── Records to process ──

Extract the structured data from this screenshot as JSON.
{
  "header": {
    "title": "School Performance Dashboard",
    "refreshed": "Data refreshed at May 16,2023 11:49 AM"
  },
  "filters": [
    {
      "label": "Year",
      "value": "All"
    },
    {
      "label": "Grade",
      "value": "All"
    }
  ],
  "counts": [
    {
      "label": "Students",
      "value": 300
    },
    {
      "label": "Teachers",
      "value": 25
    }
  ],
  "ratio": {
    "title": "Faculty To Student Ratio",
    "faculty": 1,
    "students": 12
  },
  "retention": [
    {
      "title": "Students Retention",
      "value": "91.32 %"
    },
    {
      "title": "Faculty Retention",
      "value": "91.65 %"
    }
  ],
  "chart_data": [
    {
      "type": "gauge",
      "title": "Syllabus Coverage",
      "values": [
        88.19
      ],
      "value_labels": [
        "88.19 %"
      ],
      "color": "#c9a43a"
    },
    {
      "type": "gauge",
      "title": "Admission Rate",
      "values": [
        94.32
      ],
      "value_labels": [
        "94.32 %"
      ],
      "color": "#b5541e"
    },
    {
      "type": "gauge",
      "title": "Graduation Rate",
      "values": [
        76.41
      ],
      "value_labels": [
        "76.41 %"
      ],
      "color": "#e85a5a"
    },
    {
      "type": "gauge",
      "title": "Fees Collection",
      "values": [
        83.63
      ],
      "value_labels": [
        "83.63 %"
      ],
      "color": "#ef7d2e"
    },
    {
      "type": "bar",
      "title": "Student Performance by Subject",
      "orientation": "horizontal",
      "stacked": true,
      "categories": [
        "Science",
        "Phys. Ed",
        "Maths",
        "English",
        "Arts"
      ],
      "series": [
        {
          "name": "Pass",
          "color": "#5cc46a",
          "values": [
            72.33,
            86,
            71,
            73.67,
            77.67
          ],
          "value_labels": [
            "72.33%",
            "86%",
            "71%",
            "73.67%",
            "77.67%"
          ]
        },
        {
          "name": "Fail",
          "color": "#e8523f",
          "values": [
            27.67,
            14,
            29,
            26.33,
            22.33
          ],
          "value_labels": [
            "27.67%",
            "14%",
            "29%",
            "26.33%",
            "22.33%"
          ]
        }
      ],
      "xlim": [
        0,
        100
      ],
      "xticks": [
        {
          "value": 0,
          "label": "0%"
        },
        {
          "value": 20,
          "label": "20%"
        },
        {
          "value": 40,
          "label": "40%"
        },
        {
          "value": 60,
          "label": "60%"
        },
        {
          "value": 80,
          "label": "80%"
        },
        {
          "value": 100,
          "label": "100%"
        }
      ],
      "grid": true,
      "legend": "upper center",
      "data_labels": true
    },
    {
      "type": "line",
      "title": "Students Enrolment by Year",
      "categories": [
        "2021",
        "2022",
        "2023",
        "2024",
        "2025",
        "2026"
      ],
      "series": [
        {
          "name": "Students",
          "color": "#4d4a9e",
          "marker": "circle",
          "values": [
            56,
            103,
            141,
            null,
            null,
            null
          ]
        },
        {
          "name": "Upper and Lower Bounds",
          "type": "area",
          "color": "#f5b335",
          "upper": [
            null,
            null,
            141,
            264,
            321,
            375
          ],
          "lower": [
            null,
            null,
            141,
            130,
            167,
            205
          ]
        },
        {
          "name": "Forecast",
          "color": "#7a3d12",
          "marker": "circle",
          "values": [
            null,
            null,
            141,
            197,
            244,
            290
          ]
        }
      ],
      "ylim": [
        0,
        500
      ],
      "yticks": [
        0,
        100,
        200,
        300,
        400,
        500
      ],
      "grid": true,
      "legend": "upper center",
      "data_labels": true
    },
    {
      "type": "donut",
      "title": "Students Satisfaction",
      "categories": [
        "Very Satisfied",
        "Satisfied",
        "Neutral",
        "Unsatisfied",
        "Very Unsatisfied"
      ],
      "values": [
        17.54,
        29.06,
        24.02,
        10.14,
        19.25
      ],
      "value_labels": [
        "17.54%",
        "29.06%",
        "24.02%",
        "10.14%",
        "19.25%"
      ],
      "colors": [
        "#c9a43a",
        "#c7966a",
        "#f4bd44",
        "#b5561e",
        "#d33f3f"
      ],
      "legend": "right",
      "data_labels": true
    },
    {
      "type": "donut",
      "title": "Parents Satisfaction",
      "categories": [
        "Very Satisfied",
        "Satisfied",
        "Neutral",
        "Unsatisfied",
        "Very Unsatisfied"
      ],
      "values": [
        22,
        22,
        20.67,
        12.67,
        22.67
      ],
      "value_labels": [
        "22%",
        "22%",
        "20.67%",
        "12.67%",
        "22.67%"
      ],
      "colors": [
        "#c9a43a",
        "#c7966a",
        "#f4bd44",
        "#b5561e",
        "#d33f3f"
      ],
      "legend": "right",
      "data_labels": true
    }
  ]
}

───

● **What is asked**
Each line of the listing should be echoed back exactly.

● **Right answer**
Extract the structured data from this screenshot as JSON.
{
  "header": {
    "title": "School Performance Dashboard",
    "refreshed": "Data refreshed at May 16,2023 11:49 AM"
  },
  "filters": [
    {
      "label": "Year",
      "value": "All"
    },
    {
      "label": "Grade",
      "value": "All"
    }
  ],
  "counts": [
    {
      "label": "Students",
      "value": 300
    },
    {
      "label": "Teachers",
      "value": 25
    }
  ],
  "ratio": {
    "title": "Faculty To Student Ratio",
    "faculty": 1,
    "students": 12
  },
  "retention": [
    {
      "title": "Students Retention",
      "value": "91.32 %"
    },
    {
      "title": "Faculty Retention",
      "value": "91.65 %"
    }
  ],
  "chart_data": [
    {
      "type": "gauge",
      "title": "Syllabus Coverage",
      "values": [
        88.19
      ],
      "value_labels": [
        "88.19 %"
      ],
      "color": "#c9a43a"
    },
    {
      "type": "gauge",
      "title": "Admission Rate",
      "values": [
        94.32
      ],
      "value_labels": [
        "94.32 %"
      ],
      "color": "#b5541e"
    },
    {
      "type": "gauge",
      "title": "Graduation Rate",
      "values": [
        76.41
      ],
      "value_labels": [
        "76.41 %"
      ],
      "color": "#e85a5a"
    },
    {
      "type": "gauge",
      "title": "Fees Collection",
      "values": [
        83.63
      ],
      "value_labels": [
        "83.63 %"
      ],
      "color": "#ef7d2e"
    },
    {
      "type": "bar",
      "title": "Student Performance by Subject",
      "orientation": "horizontal",
      "stacked": true,
      "categories": [
        "Science",
        "Phys. Ed",
        "Maths",
        "English",
        "Arts"
      ],
      "series": [
        {
          "name": "Pass",
          "color": "#5cc46a",
          "values": [
            72.33,
            86,
            71,
            73.67,
            77.67
          ],
          "value_labels": [
            "72.33%",
            "86%",
            "71%",
            "73.67%",
            "77.67%"
          ]
        },
        {
          "name": "Fail",
          "color": "#e8523f",
          "values": [
            27.67,
            14,
            29,
            26.33,
            22.33
          ],
          "value_labels": [
            "27.67%",
            "14%",
            "29%",
            "26.33%",
            "22.33%"
          ]
        }
      ],
      "xlim": [
        0,
        100
      ],
      "xticks": [
        {
          "value": 0,
          "label": "0%"
        },
        {
          "value": 20,
          "label": "20%"
        },
        {
          "value": 40,
          "label": "40%"
        },
        {
          "value": 60,
          "label": "60%"
        },
        {
          "value": 80,
          "label": "80%"
        },
        {
          "value": 100,
          "label": "100%"
        }
      ],
      "grid": true,
      "legend": "upper center",
      "data_labels": true
    },
    {
      "type": "line",
      "title": "Students Enrolment by Year",
      "categories": [
        "2021",
        "2022",
        "2023",
        "2024",
        "2025",
        "2026"
      ],
      "series": [
        {
          "name": "Students",
          "color": "#4d4a9e",
          "marker": "circle",
          "values": [
            56,
            103,
            141,
            null,
            null,
            null
          ]
        },
        {
          "name": "Upper and Lower Bounds",
          "type": "area",
          "color": "#f5b335",
          "upper": [
            null,
            null,
            141,
            264,
            321,
            375
          ],
          "lower": [
            null,
            null,
            141,
            130,
            167,
            205
          ]
        },
        {
          "name": "Forecast",
          "color": "#7a3d12",
          "marker": "circle",
          "values": [
            null,
            null,
            141,
            197,
            244,
            290
          ]
        }
      ],
      "ylim": [
        0,
        500
      ],
      "yticks": [
        0,
        100,
        200,
        300,
        400,
        500
      ],
      "grid": true,
      "legend": "upper center",
      "data_labels": true
    },
    {
      "type": "donut",
      "title": "Students Satisfaction",
      "categories": [
        "Very Satisfied",
        "Satisfied",
        "Neutral",
        "Unsatisfied",
        "Very Unsatisfied"
      ],
      "values": [
        17.54,
        29.06,
        24.02,
        10.14,
        19.25
      ],
      "value_labels": [
        "17.54%",
        "29.06%",
        "24.02%",
        "10.14%",
        "19.25%"
      ],
      "colors": [
        "#c9a43a",
        "#c7966a",
        "#f4bd44",
        "#b5561e",
        "#d33f3f"
      ],
      "legend": "right",
      "data_labels": true
    },
    {
      "type": "donut",
      "title": "Parents Satisfaction",
      "categories": [
        "Very Satisfied",
        "Satisfied",
        "Neutral",
        "Unsatisfied",
        "Very Unsatisfied"
      ],
      "values": [
        22,
        22,
        20.67,
        12.67,
        22.67
      ],
      "value_labels": [
        "22%",
        "22%",
        "20.67%",
        "12.67%",
        "22.67%"
      ],
      "colors": [
        "#c9a43a",
        "#c7966a",
        "#f4bd44",
        "#b5561e",
        "#d33f3f"
      ],
      "legend": "right",
      "data_labels": true
    }
  ]
}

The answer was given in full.